SFIDA:
Riscrivi le righe comprese tra quella che contiene "y-tick-label: 1.5: [136, 677, 201, 729]" e quella che contiene "legend-swatch-proposed-algorithm: [286, 217, 466, 281]", entrambe incluse, sostituendo "bar-eerp-algorithm" con "bar-eerp-method" e lasciando invariato tutto il resto.

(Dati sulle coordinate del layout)
------------------------------------

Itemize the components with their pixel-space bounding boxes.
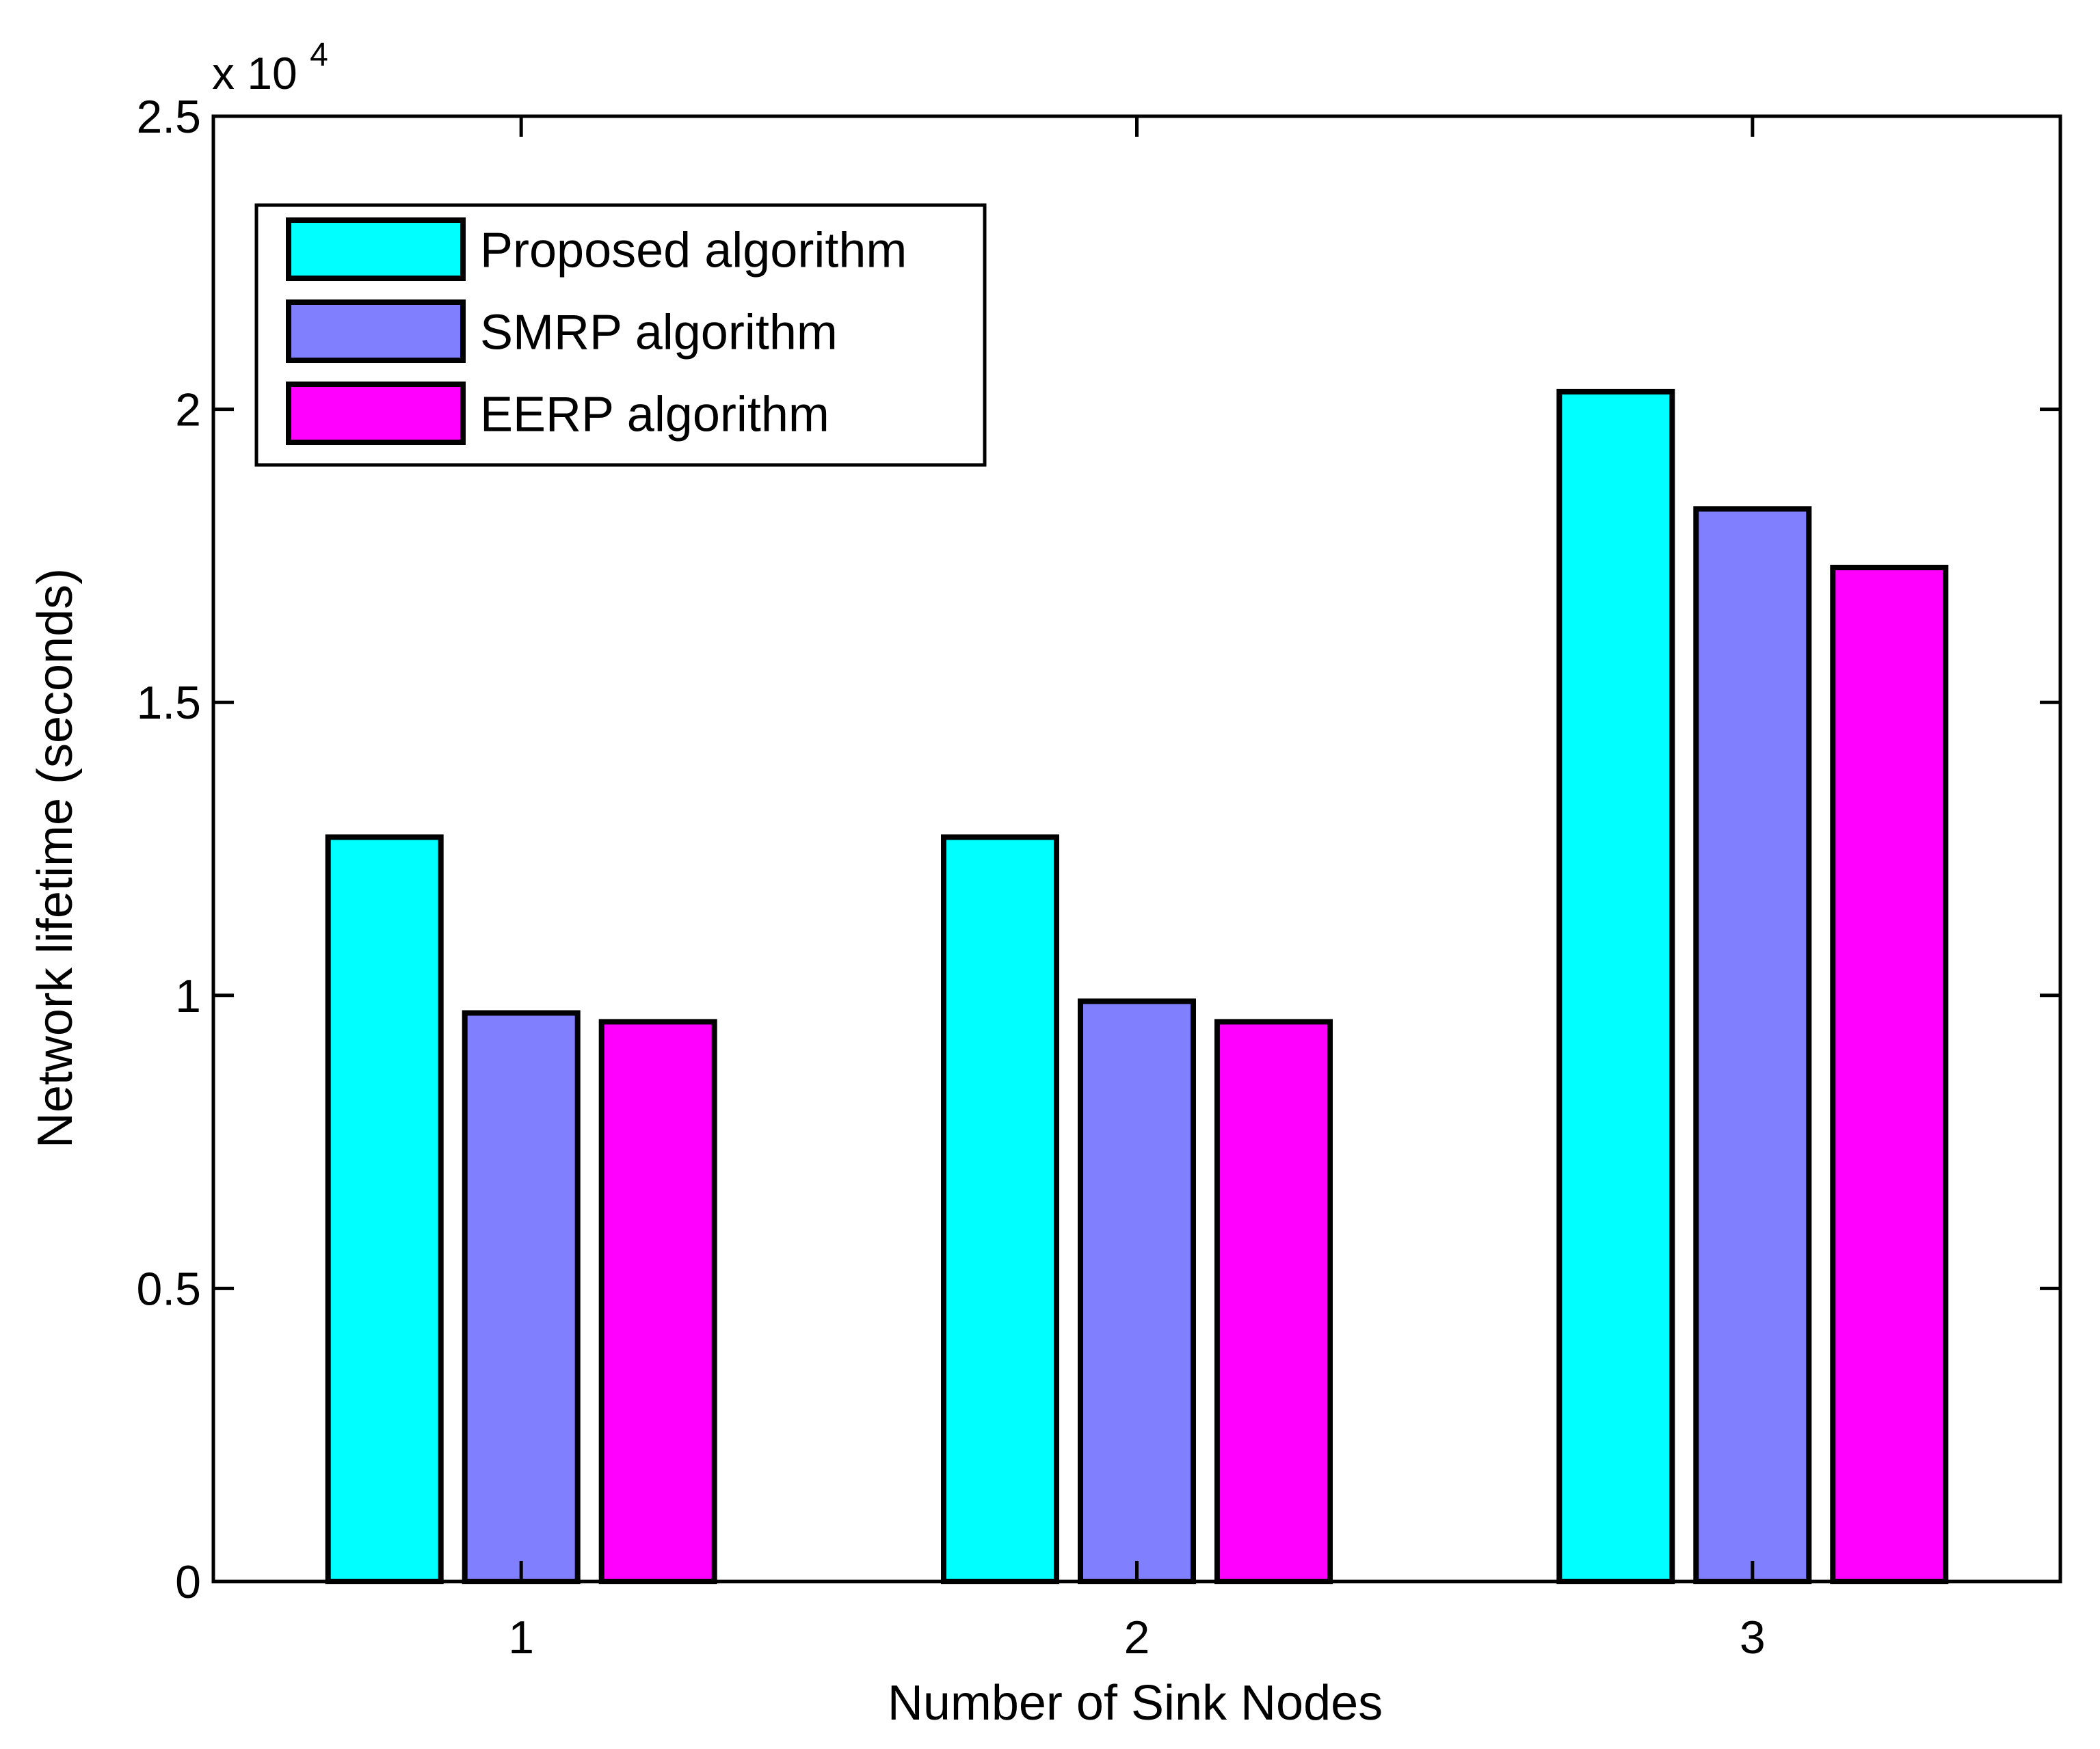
y-tick-label: 1.5: [136, 677, 201, 729]
y-tick-label: 0.5: [136, 1263, 201, 1315]
y-axis-multiplier-exponent: 4: [310, 37, 328, 73]
bar-smrp-algorithm-1: [462, 1010, 581, 1584]
bar-eerp-algorithm-1: [598, 1019, 717, 1584]
legend-swatch-smrp-algorithm: [286, 299, 466, 363]
y-axis-label: Network lifetime (seconds): [28, 568, 83, 1148]
x-tick-label: 1: [508, 1612, 534, 1664]
y-axis-multiplier: x 10 4: [212, 37, 328, 98]
legend: Proposed algorithm SMRP algorithm EERP alg…: [254, 203, 987, 467]
y-tick-labels: 0 0.5 1 1.5 2 2.5: [136, 91, 201, 1608]
x-tick-label: 2: [1124, 1612, 1150, 1664]
y-tick-label: 1: [175, 970, 201, 1022]
bar-eerp-algorithm-3: [1830, 565, 1949, 1584]
legend-swatch-proposed-algorithm: [286, 217, 466, 281]
legend-label: SMRP algorithm: [480, 306, 838, 360]
x-tick-labels: 1 2 3: [508, 1612, 1765, 1664]
bar-eerp-algorithm-2: [1214, 1019, 1333, 1584]
ticks-layer: [213, 114, 2060, 1584]
legend-label: Proposed algorithm: [480, 224, 907, 278]
y-tick-label: 0: [175, 1556, 201, 1608]
y-tick-label: 2: [175, 384, 201, 436]
x-tick-label: 3: [1740, 1612, 1766, 1664]
x-axis-label: Number of Sink Nodes: [888, 1676, 1383, 1731]
plot-area-frame: [211, 114, 2062, 1584]
y-axis-multiplier-base: x 10: [212, 48, 297, 98]
bar-proposed-algorithm-2: [941, 834, 1059, 1584]
legend-swatch-eerp-algorithm: [286, 382, 466, 445]
y-tick-label: 2.5: [136, 91, 201, 143]
bar-smrp-algorithm-2: [1078, 998, 1196, 1584]
bar-proposed-algorithm-1: [325, 834, 444, 1584]
legend-items: Proposed algorithm SMRP algorithm EERP alg…: [286, 217, 907, 445]
bar-proposed-algorithm-3: [1556, 388, 1675, 1584]
bar-smrp-algorithm-3: [1693, 506, 1812, 1584]
legend-label: EERP algorithm: [480, 388, 829, 442]
bars-layer: [325, 388, 1949, 1584]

------------------------------------

RISPOSTA FINALE:
y-tick-label: 1.5: [136, 677, 201, 729]
y-tick-label: 0.5: [136, 1263, 201, 1315]
y-axis-multiplier-exponent: 4: [310, 37, 328, 73]
bar-smrp-algorithm-1: [462, 1010, 581, 1584]
bar-eerp-method-1: [598, 1019, 717, 1584]
legend-swatch-smrp-algorithm: [286, 299, 466, 363]
y-axis-label: Network lifetime (seconds): [28, 568, 83, 1148]
x-tick-label: 1: [508, 1612, 534, 1664]
y-axis-multiplier: x 10 4: [212, 37, 328, 98]
legend: Proposed algorithm SMRP algorithm EERP alg…: [254, 203, 987, 467]
y-tick-labels: 0 0.5 1 1.5 2 2.5: [136, 91, 201, 1608]
x-tick-label: 2: [1124, 1612, 1150, 1664]
y-tick-label: 1: [175, 970, 201, 1022]
bar-eerp-method-3: [1830, 565, 1949, 1584]
legend-swatch-proposed-algorithm: [286, 217, 466, 281]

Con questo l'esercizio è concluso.